[Collection entries]
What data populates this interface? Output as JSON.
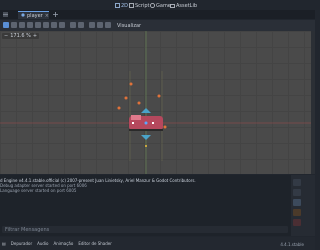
{
  "workspaces": [
    {
      "label": "2D",
      "active": true
    },
    {
      "label": "Script",
      "active": false
    },
    {
      "label": "Game",
      "active": false
    },
    {
      "label": "AssetLib",
      "active": false
    }
  ],
  "tab": {
    "title": "player",
    "close": "×"
  },
  "viewport": {
    "zoom": "171.6 %",
    "menu": "Visualizar"
  },
  "log": [
    "d Engine v4.4.1.stable.official (c) 2007-present Juan Linietsky, Ariel Manzur & Godot Contributors.",
    "Debug adapter server started on port 6006",
    "Language server started on port 6005"
  ],
  "filter_placeholder": "Filtrar Mensagens",
  "bottom_tabs": [
    "Depurador",
    "Audio",
    "Animação",
    "Editor de Shader"
  ],
  "version": "4.4.1.stable",
  "colors": {
    "accent": "#6aa0e6",
    "sprite": "#b5485d",
    "marker": "#e0723a",
    "gizmo": "#4aa3c9"
  }
}
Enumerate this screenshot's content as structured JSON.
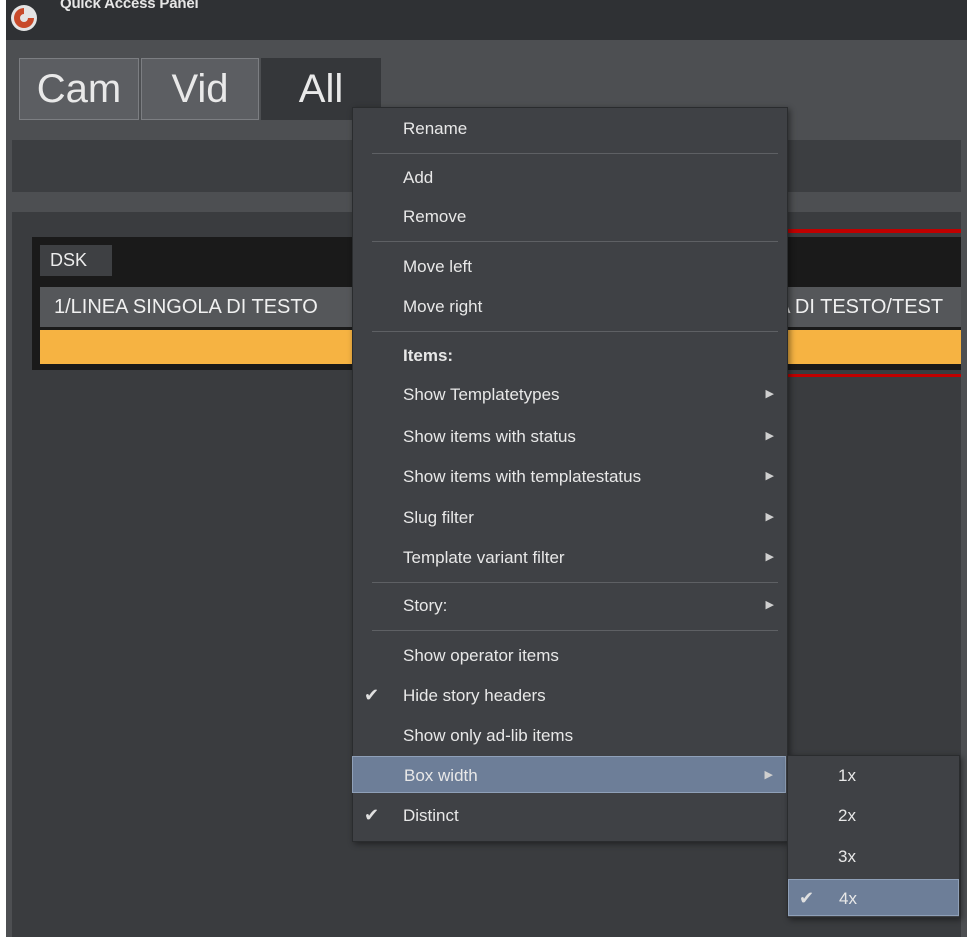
{
  "window": {
    "title": "Quick Access Panel"
  },
  "tabs": [
    {
      "label": "Cam",
      "active": false
    },
    {
      "label": "Vid",
      "active": false
    },
    {
      "label": "All",
      "active": true
    }
  ],
  "item": {
    "category": "DSK",
    "row_text": "1/LINEA SINGOLA DI TESTO",
    "row_text_right": "LA DI TESTO/TEST",
    "highlight_color": "#f6b342",
    "border_color": "#c00000"
  },
  "menu": {
    "rename": "Rename",
    "add": "Add",
    "remove": "Remove",
    "move_left": "Move left",
    "move_right": "Move right",
    "items_header": "Items:",
    "show_templatetypes": "Show Templatetypes",
    "show_items_status": "Show items with status",
    "show_items_templatestatus": "Show items with templatestatus",
    "slug_filter": "Slug filter",
    "template_variant_filter": "Template variant filter",
    "story": "Story:",
    "show_operator_items": "Show operator items",
    "hide_story_headers": "Hide story headers",
    "show_only_adlib": "Show only ad-lib items",
    "box_width": "Box width",
    "distinct": "Distinct"
  },
  "submenu": {
    "options": [
      "1x",
      "2x",
      "3x",
      "4x"
    ],
    "selected": "4x"
  },
  "glyphs": {
    "arrow": "▶",
    "check": "✔"
  }
}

→ WHAT TO PRODUCE:
Leave out every picture and copy the rest of the records exactly.

→ FULL ANSWER:
What data populates this interface? Output as JSON.
{
  "workspaces": [
    {
      "label": "2D",
      "active": true
    },
    {
      "label": "Script",
      "active": false
    },
    {
      "label": "Game",
      "active": false
    },
    {
      "label": "AssetLib",
      "active": false
    }
  ],
  "tab": {
    "title": "player",
    "close": "×"
  },
  "viewport": {
    "zoom": "171.6 %",
    "menu": "Visualizar"
  },
  "log": [
    "d Engine v4.4.1.stable.official (c) 2007-present Juan Linietsky, Ariel Manzur & Godot Contributors.",
    "Debug adapter server started on port 6006",
    "Language server started on port 6005"
  ],
  "filter_placeholder": "Filtrar Mensagens",
  "bottom_tabs": [
    "Depurador",
    "Audio",
    "Animação",
    "Editor de Shader"
  ],
  "version": "4.4.1.stable",
  "colors": {
    "accent": "#6aa0e6",
    "sprite": "#b5485d",
    "marker": "#e0723a",
    "gizmo": "#4aa3c9"
  }
}
Enumerate this screenshot's content as structured JSON.
{
  "window": {
    "title": "Quick Access Panel"
  },
  "tabs": [
    {
      "label": "Cam",
      "active": false
    },
    {
      "label": "Vid",
      "active": false
    },
    {
      "label": "All",
      "active": true
    }
  ],
  "item": {
    "category": "DSK",
    "row_text": "1/LINEA SINGOLA DI TESTO",
    "row_text_right": "LA DI TESTO/TEST",
    "highlight_color": "#f6b342",
    "border_color": "#c00000"
  },
  "menu": {
    "rename": "Rename",
    "add": "Add",
    "remove": "Remove",
    "move_left": "Move left",
    "move_right": "Move right",
    "items_header": "Items:",
    "show_templatetypes": "Show Templatetypes",
    "show_items_status": "Show items with status",
    "show_items_templatestatus": "Show items with templatestatus",
    "slug_filter": "Slug filter",
    "template_variant_filter": "Template variant filter",
    "story": "Story:",
    "show_operator_items": "Show operator items",
    "hide_story_headers": "Hide story headers",
    "show_only_adlib": "Show only ad-lib items",
    "box_width": "Box width",
    "distinct": "Distinct"
  },
  "submenu": {
    "options": [
      "1x",
      "2x",
      "3x",
      "4x"
    ],
    "selected": "4x"
  },
  "glyphs": {
    "arrow": "▶",
    "check": "✔"
  }
}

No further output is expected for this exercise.